Your objective –
Copy out all the records, word for word.

Stored data entries –

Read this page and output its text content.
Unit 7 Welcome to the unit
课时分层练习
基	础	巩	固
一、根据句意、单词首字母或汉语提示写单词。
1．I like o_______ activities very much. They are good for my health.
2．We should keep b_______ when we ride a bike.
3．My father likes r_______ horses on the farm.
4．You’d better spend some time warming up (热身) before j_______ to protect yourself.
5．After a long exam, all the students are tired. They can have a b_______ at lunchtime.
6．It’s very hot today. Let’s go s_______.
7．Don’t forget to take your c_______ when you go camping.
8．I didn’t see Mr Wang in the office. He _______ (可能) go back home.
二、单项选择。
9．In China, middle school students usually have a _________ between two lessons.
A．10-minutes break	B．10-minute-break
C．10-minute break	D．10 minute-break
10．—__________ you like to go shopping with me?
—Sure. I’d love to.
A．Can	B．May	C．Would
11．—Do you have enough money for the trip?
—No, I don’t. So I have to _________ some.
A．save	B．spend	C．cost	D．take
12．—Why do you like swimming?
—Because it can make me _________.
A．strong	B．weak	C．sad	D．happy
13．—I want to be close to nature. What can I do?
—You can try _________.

Response to this exercise –
Read this page and output its text content.
Unit 7 Welcome to the unit
课时分层练习
基	础	巩	固
一、根据句意、单词首字母或汉语提示写单词。
1．I like o_______ activities very much. They are good for my health.
2．We should keep b_______ when we ride a bike.
3．My father likes r_______ horses on the farm.
4．You’d better spend some time warming up (热身) before j_______ to protect yourself.
5．After a long exam, all the students are tired. They can have a b_______ at lunchtime.
6．It’s very hot today. Let’s go s_______.
7．Don’t forget to take your c_______ when you go camping.
8．I didn’t see Mr Wang in the office. He _______ (可能) go back home.
二、单项选择。
9．In China, middle school students usually have a _________ between two lessons.
A．10-minutes break	B．10-minute-break
C．10-minute break	D．10 minute-break
10．—__________ you like to go shopping with me?
—Sure. I’d love to.
A．Can	B．May	C．Would
11．—Do you have enough money for the trip?
—No, I don’t. So I have to _________ some.
A．save	B．spend	C．cost	D．take
12．—Why do you like swimming?
—Because it can make me _________.
A．strong	B．weak	C．sad	D．happy
13．—I want to be close to nature. What can I do?
—You can try _________.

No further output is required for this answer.